- Records shown -
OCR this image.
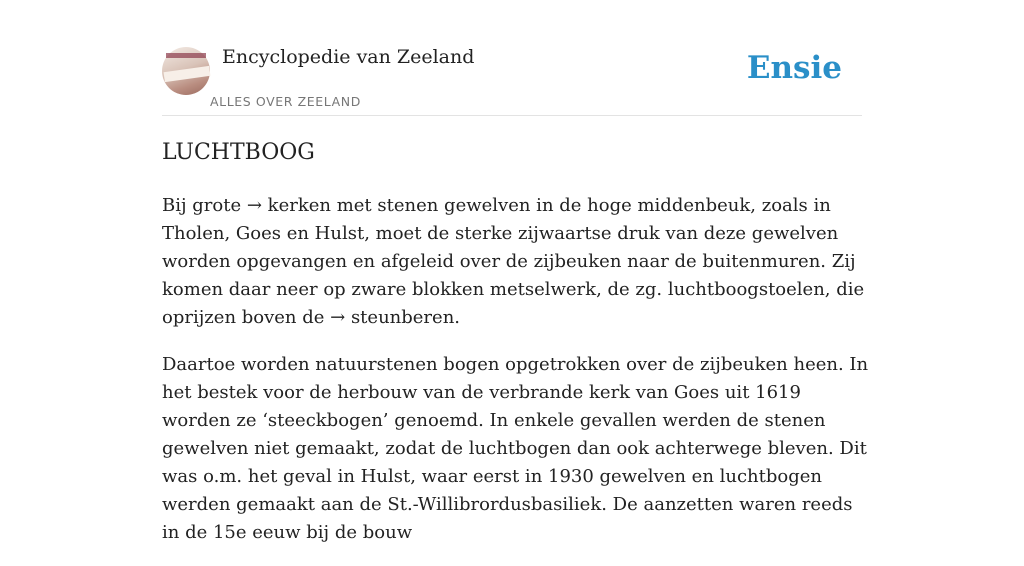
Encyclopedie van Zeeland
ALLES OVER ZEELAND
Ensie
LUCHTBOOG

Bij grote → kerken met stenen gewelven in de hoge middenbeuk, zoals in Tholen, Goes en Hulst, moet de sterke zijwaartse druk van deze gewelven worden opgevangen en afgeleid over de zijbeuken naar de buitenmuren. Zij komen daar neer op zware blokken metselwerk, de zg. luchtboogstoelen, die oprijzen boven de → steunberen.

Daartoe worden natuurstenen bogen opgetrokken over de zijbeuken heen. In het bestek voor de herbouw van de verbrande kerk van Goes uit 1619 worden ze ‘steeckbogen’ genoemd. In enkele gevallen werden de stenen gewelven niet gemaakt, zodat de luchtbogen dan ook achterwege bleven. Dit was o.m. het geval in Hulst, waar eerst in 1930 gewelven en luchtbogen werden gemaakt aan de St.-Willibrordusbasiliek. De aanzetten waren reeds in de 15e eeuw bij de bouw
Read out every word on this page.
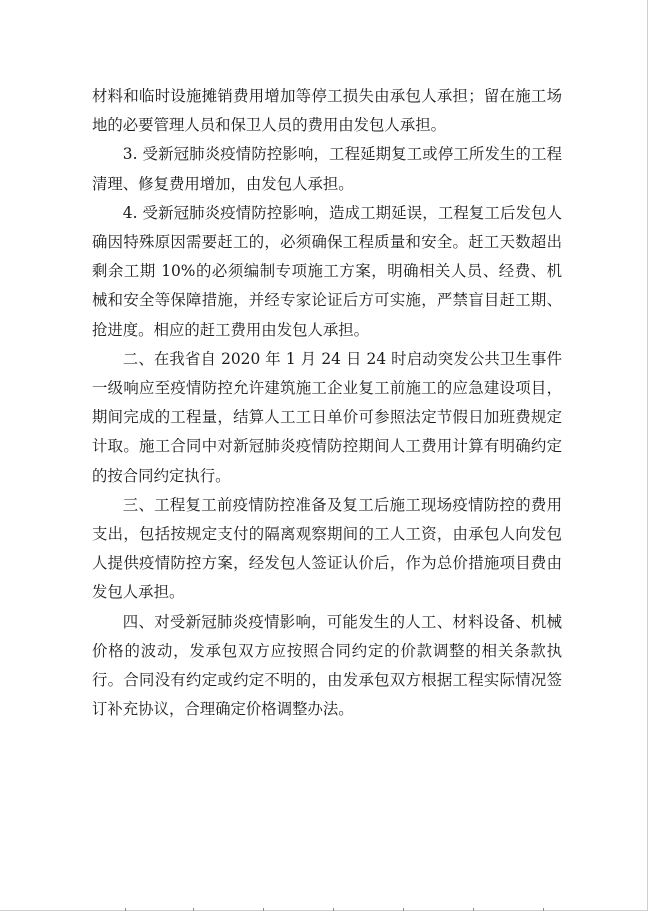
材料和临时设施摊销费用增加等停工损失由承包人承担；留在施工场地的必要管理人员和保卫人员的费用由发包人承担。

3. 受新冠肺炎疫情防控影响，工程延期复工或停工所发生的工程清理、修复费用增加，由发包人承担。

4. 受新冠肺炎疫情防控影响，造成工期延误，工程复工后发包人确因特殊原因需要赶工的，必须确保工程质量和安全。赶工天数超出剩余工期 10%的必须编制专项施工方案，明确相关人员、经费、机械和安全等保障措施，并经专家论证后方可实施，严禁盲目赶工期、抢进度。相应的赶工费用由发包人承担。

二、在我省自 2020 年 1 月 24 日 24 时启动突发公共卫生事件一级响应至疫情防控允许建筑施工企业复工前施工的应急建设项目，期间完成的工程量，结算人工工日单价可参照法定节假日加班费规定计取。施工合同中对新冠肺炎疫情防控期间人工费用计算有明确约定的按合同约定执行。

三、工程复工前疫情防控准备及复工后施工现场疫情防控的费用支出，包括按规定支付的隔离观察期间的工人工资，由承包人向发包人提供疫情防控方案，经发包人签证认价后，作为总价措施项目费由发包人承担。

四、对受新冠肺炎疫情影响，可能发生的人工、材料设备、机械价格的波动，发承包双方应按照合同约定的价款调整的相关条款执行。合同没有约定或约定不明的，由发承包双方根据工程实际情况签订补充协议，合理确定价格调整办法。
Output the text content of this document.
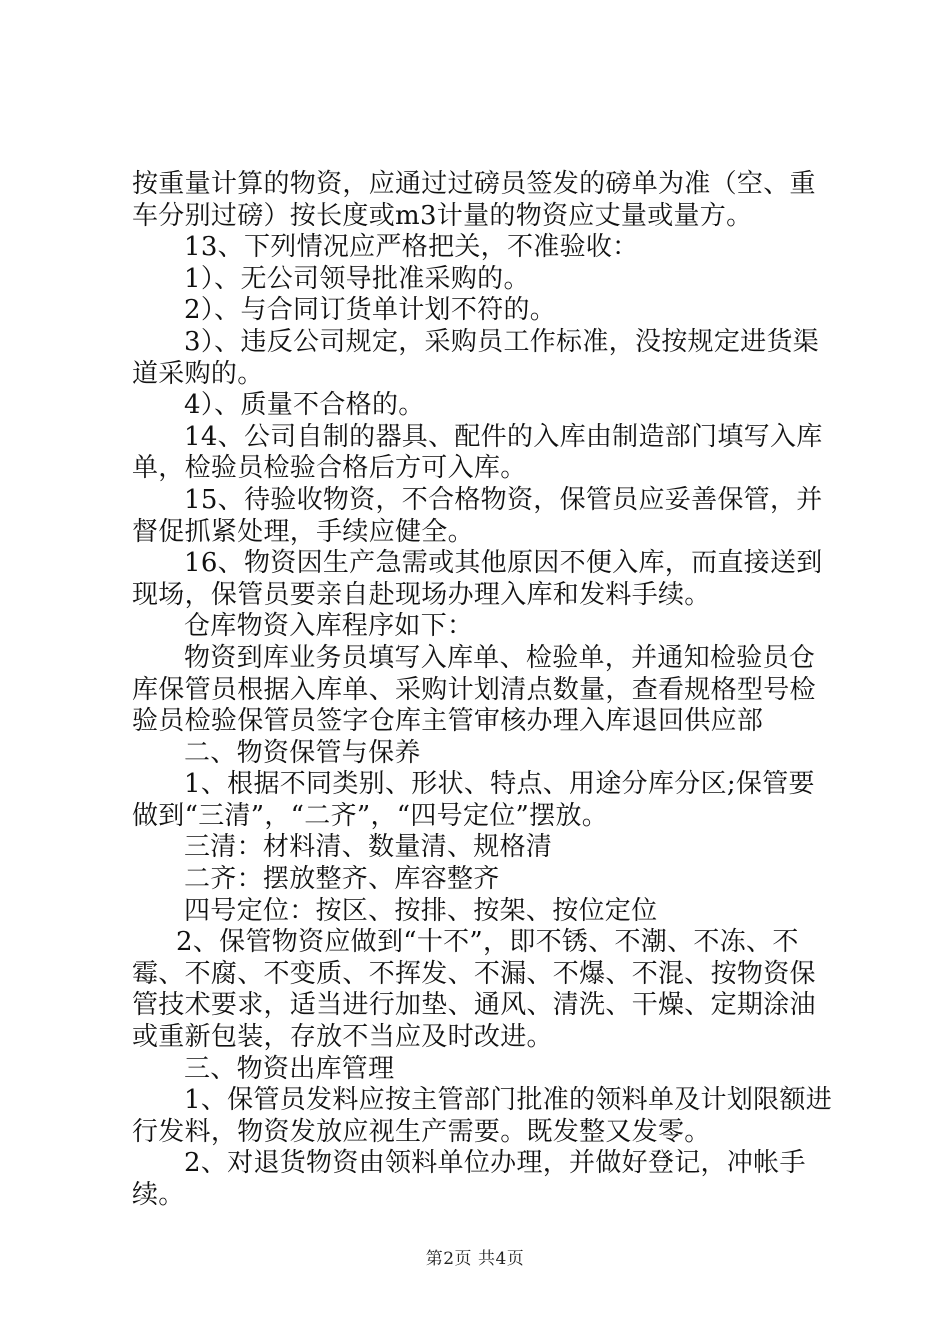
按重量计算的物资，应通过过磅员签发的磅单为准（空、重车分别过磅）按长度或m3计量的物资应丈量或量方。

13、下列情况应严格把关，不准验收：

1）、无公司领导批准采购的。

2）、与合同订货单计划不符的。

3）、违反公司规定，采购员工作标准，没按规定进货渠道采购的。

4）、质量不合格的。

14、公司自制的器具、配件的入库由制造部门填写入库单，检验员检验合格后方可入库。

15、待验收物资，不合格物资，保管员应妥善保管，并督促抓紧处理，手续应健全。

16、物资因生产急需或其他原因不便入库，而直接送到现场，保管员要亲自赴现场办理入库和发料手续。

仓库物资入库程序如下：

物资到库业务员填写入库单、检验单，并通知检验员仓库保管员根据入库单、采购计划清点数量，查看规格型号检验员检验保管员签字仓库主管审核办理入库退回供应部

二、物资保管与保养

1、根据不同类别、形状、特点、用途分库分区;保管要做到“三清”，“二齐”，“四号定位”摆放。

三清：材料清、数量清、规格清

二齐：摆放整齐、库容整齐

四号定位：按区、按排、按架、按位定位

2、保管物资应做到“十不”，即不锈、不潮、不冻、不霉、不腐、不变质、不挥发、不漏、不爆、不混、按物资保管技术要求，适当进行加垫、通风、清洗、干燥、定期涂油或重新包装，存放不当应及时改进。

三、物资出库管理

1、保管员发料应按主管部门批准的领料单及计划限额进行发料，物资发放应视生产需要。既发整又发零。

2、对退货物资由领料单位办理，并做好登记，冲帐手续。

第2页 共4页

- Work to do -
Filter lines by "zijbeuken" and return each hit.

- Solution to the problem -
Bij grote → kerken met stenen gewelven in de hoge middenbeuk, zoals in Tholen, Goes en Hulst, moet de sterke zijwaartse druk van deze gewelven worden opgevangen en afgeleid over de zijbeuken naar de buitenmuren. Zij komen daar neer op zware blokken metselwerk, de zg. luchtboogstoelen, die oprijzen boven de → steunberen.
Daartoe worden natuurstenen bogen opgetrokken over de zijbeuken heen. In het bestek voor de herbouw van de verbrande kerk van Goes uit 1619 worden ze ‘steeckbogen’ genoemd. In enkele gevallen werden de stenen gewelven niet gemaakt, zodat de luchtbogen dan ook achterwege bleven. Dit was o.m. het geval in Hulst, waar eerst in 1930 gewelven en luchtbogen werden gemaakt aan de St.-Willibrordusbasiliek. De aanzetten waren reeds in de 15e eeuw bij de bouw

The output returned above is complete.